- _What the task asks_:
Show all lines that include the string "Financial"; copy each one.

- _Data lines_:
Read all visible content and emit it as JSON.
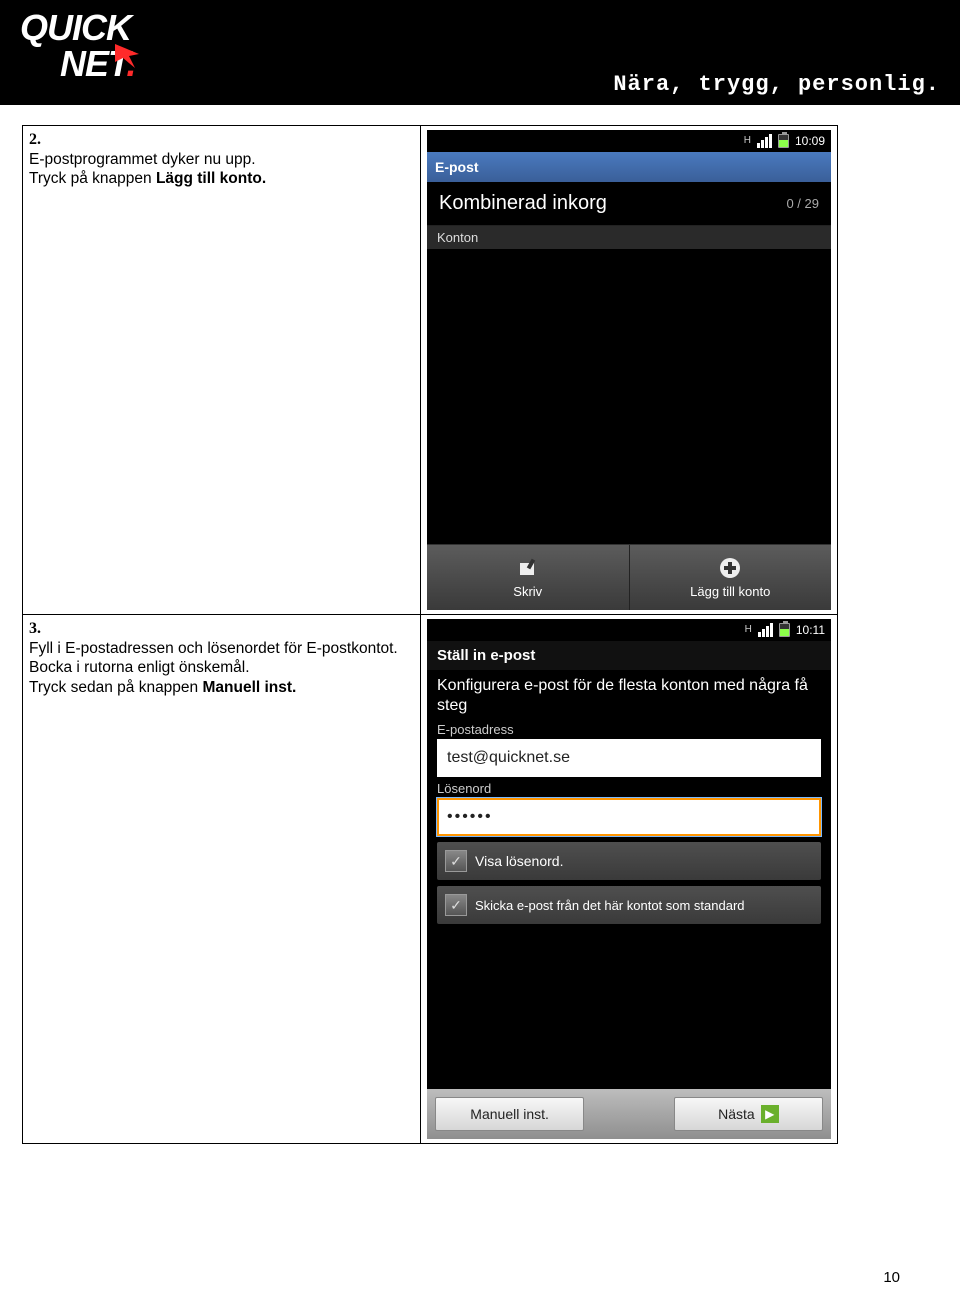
{
  "header": {
    "logo_line1": "QUICK",
    "logo_line2": "NET",
    "logo_dot": ".",
    "tagline": "Nära, trygg, personlig."
  },
  "step2": {
    "num": "2.",
    "line1": "E-postprogrammet dyker nu upp.",
    "line2a": "Tryck på knappen ",
    "line2b": "Lägg till konto."
  },
  "step3": {
    "num": "3.",
    "line1": "Fyll i E-postadressen och lösenordet för E-postkontot.",
    "line2": "Bocka i rutorna enligt önskemål.",
    "line3a": "Tryck sedan på knappen ",
    "line3b": "Manuell inst."
  },
  "shot1": {
    "status_h": "H",
    "time": "10:09",
    "appbar": "E-post",
    "inbox_title": "Kombinerad inkorg",
    "inbox_count": "0 / 29",
    "section_accounts": "Konton",
    "btn_write": "Skriv",
    "btn_add": "Lägg till konto"
  },
  "shot2": {
    "status_h": "H",
    "time": "10:11",
    "title": "Ställ in e-post",
    "desc": "Konfigurera e-post för de flesta konton med några få steg",
    "label_email": "E-postadress",
    "value_email": "test@quicknet.se",
    "label_password": "Lösenord",
    "value_password": "••••••",
    "check_show": "Visa lösenord.",
    "check_default": "Skicka e-post från det här kontot som standard",
    "btn_manual": "Manuell inst.",
    "btn_next": "Nästa"
  },
  "page_number": "10"
}
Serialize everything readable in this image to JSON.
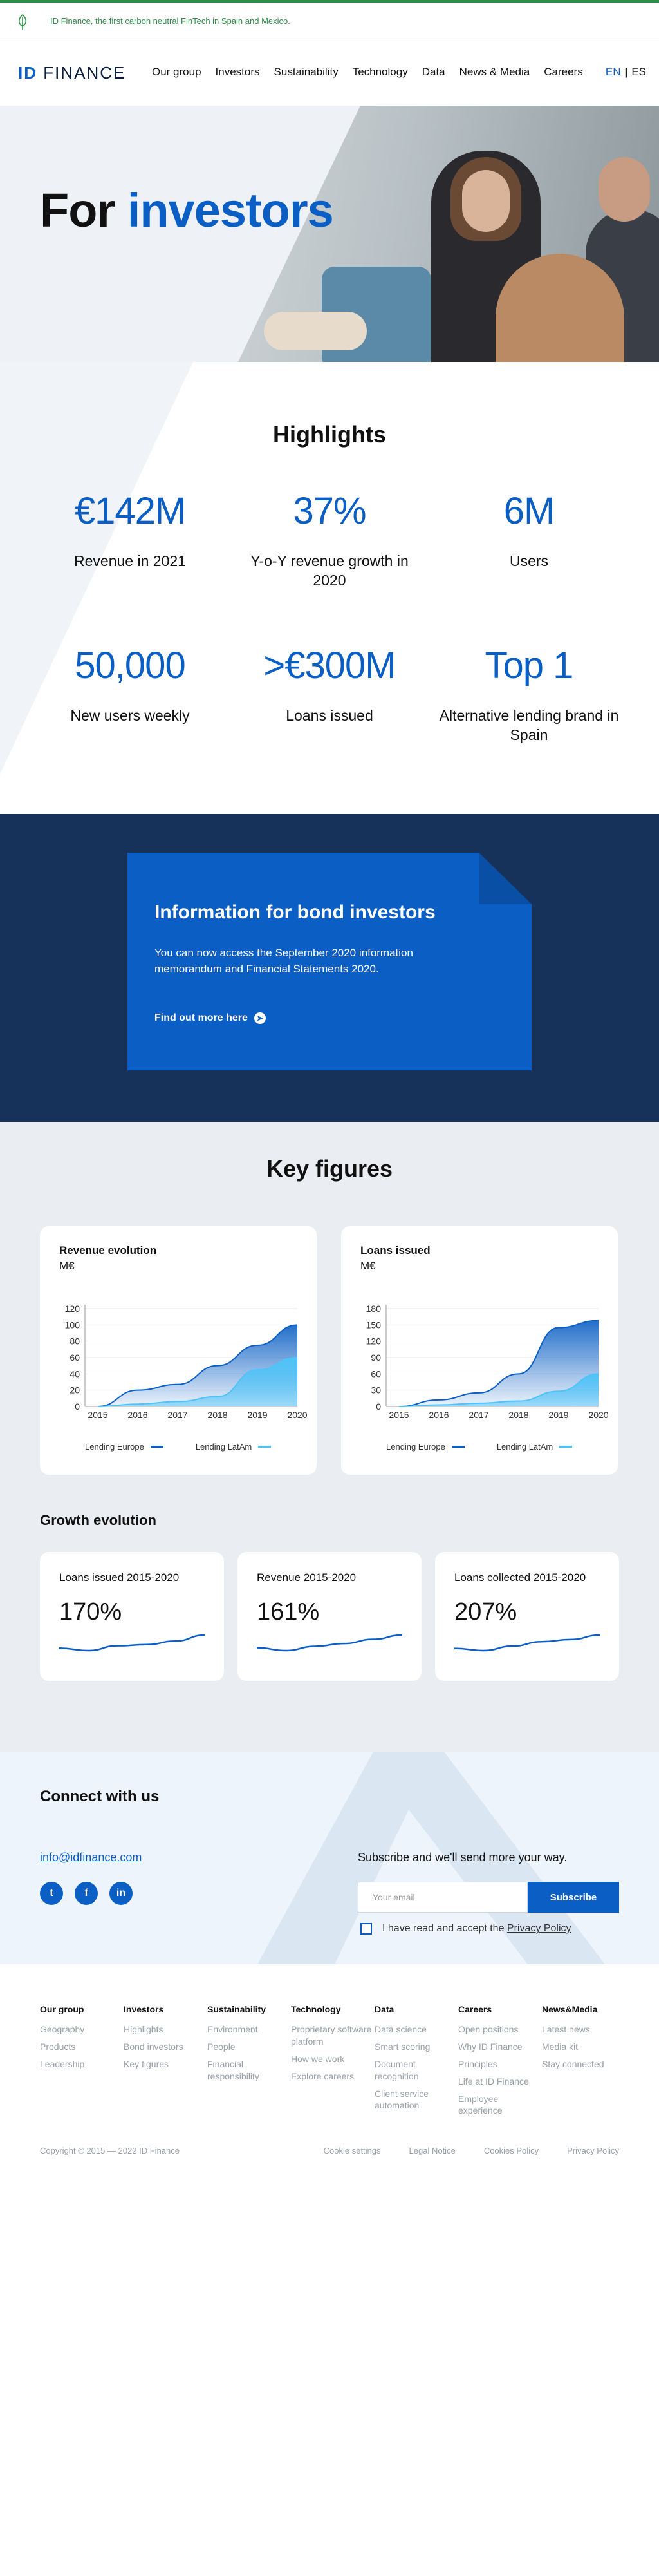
{
  "topbar": {
    "message": "ID Finance, the first carbon neutral FinTech in Spain and Mexico."
  },
  "header": {
    "logo_id": "ID",
    "logo_word": "FINANCE",
    "nav": [
      "Our group",
      "Investors",
      "Sustainability",
      "Technology",
      "Data",
      "News & Media",
      "Careers"
    ],
    "lang_en": "EN",
    "lang_sep": "|",
    "lang_es": "ES"
  },
  "hero": {
    "title_plain": "For ",
    "title_accent": "investors"
  },
  "highlights": {
    "title": "Highlights",
    "stats": [
      {
        "value": "€142M",
        "label": "Revenue in 2021"
      },
      {
        "value": "37%",
        "label": "Y-o-Y revenue growth in 2020"
      },
      {
        "value": "6M",
        "label": "Users"
      },
      {
        "value": "50,000",
        "label": "New users weekly"
      },
      {
        "value": ">€300M",
        "label": "Loans issued"
      },
      {
        "value": "Top 1",
        "label": "Alternative lending brand in Spain"
      }
    ]
  },
  "bond": {
    "title": "Information for bond investors",
    "text": "You can now access the September 2020 information memorandum and Financial Statements 2020.",
    "link": "Find out more here"
  },
  "keyfigures": {
    "title": "Key figures",
    "growth_title": "Growth evolution",
    "growth": [
      {
        "title": "Loans issued 2015-2020",
        "value": "170%",
        "trend": [
          6,
          4,
          8,
          9,
          12,
          17
        ]
      },
      {
        "title": "Revenue 2015-2020",
        "value": "161%",
        "trend": [
          7,
          5,
          8,
          10,
          13,
          16
        ]
      },
      {
        "title": "Loans collected 2015-2020",
        "value": "207%",
        "trend": [
          5,
          3,
          7,
          11,
          13,
          17
        ]
      }
    ],
    "colors": {
      "europe": "#0b5fc4",
      "latam": "#4fc3f7"
    }
  },
  "chart_data": [
    {
      "type": "area",
      "title": "Revenue evolution",
      "ylabel": "M€",
      "x": [
        "2015",
        "2016",
        "2017",
        "2018",
        "2019",
        "2020"
      ],
      "ylim": [
        0,
        120
      ],
      "yticks": [
        0,
        20,
        40,
        60,
        80,
        100,
        120
      ],
      "series": [
        {
          "name": "Lending Europe",
          "values": [
            0,
            20,
            27,
            50,
            75,
            100
          ]
        },
        {
          "name": "Lending LatAm",
          "values": [
            0,
            3,
            6,
            12,
            45,
            60
          ]
        }
      ],
      "legend": "bottom"
    },
    {
      "type": "area",
      "title": "Loans issued",
      "ylabel": "M€",
      "x": [
        "2015",
        "2016",
        "2017",
        "2018",
        "2019",
        "2020"
      ],
      "ylim": [
        0,
        180
      ],
      "yticks": [
        0,
        30,
        60,
        90,
        120,
        150,
        180
      ],
      "series": [
        {
          "name": "Lending Europe",
          "values": [
            0,
            12,
            25,
            60,
            145,
            158
          ]
        },
        {
          "name": "Lending LatAm",
          "values": [
            0,
            3,
            6,
            10,
            28,
            60
          ]
        }
      ],
      "legend": "bottom"
    }
  ],
  "connect": {
    "title": "Connect with us",
    "email": "info@idfinance.com",
    "social_twitter": "t",
    "social_facebook": "f",
    "social_linkedin": "in",
    "subscribe_text": "Subscribe and we'll send more your way.",
    "email_placeholder": "Your email",
    "subscribe_button": "Subscribe",
    "consent_text": "I have read and accept the ",
    "privacy_link": "Privacy Policy"
  },
  "footer": {
    "columns": [
      {
        "heading": "Our group",
        "items": [
          "Geography",
          "Products",
          "Leadership"
        ]
      },
      {
        "heading": "Investors",
        "items": [
          "Highlights",
          "Bond investors",
          "Key figures"
        ]
      },
      {
        "heading": "Sustainability",
        "items": [
          "Environment",
          "People",
          "Financial responsibility"
        ]
      },
      {
        "heading": "Technology",
        "items": [
          "Proprietary software platform",
          "How we work",
          "Explore careers"
        ]
      },
      {
        "heading": "Data",
        "items": [
          "Data science",
          "Smart scoring",
          "Document recognition",
          "Client service automation"
        ]
      },
      {
        "heading": "Careers",
        "items": [
          "Open positions",
          "Why ID Finance",
          "Principles",
          "Life at ID Finance",
          "Employee experience"
        ]
      },
      {
        "heading": "News&Media",
        "items": [
          "Latest news",
          "Media kit",
          "Stay connected"
        ]
      }
    ],
    "copyright": "Copyright © 2015 — 2022 ID Finance",
    "links": [
      "Cookie settings",
      "Legal Notice",
      "Cookies Policy",
      "Privacy Policy"
    ]
  }
}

- _Exercise solution_:
    "text": "You can now access the September 2020 information memorandum and Financial Statements 2020.",
          "Financial responsibility"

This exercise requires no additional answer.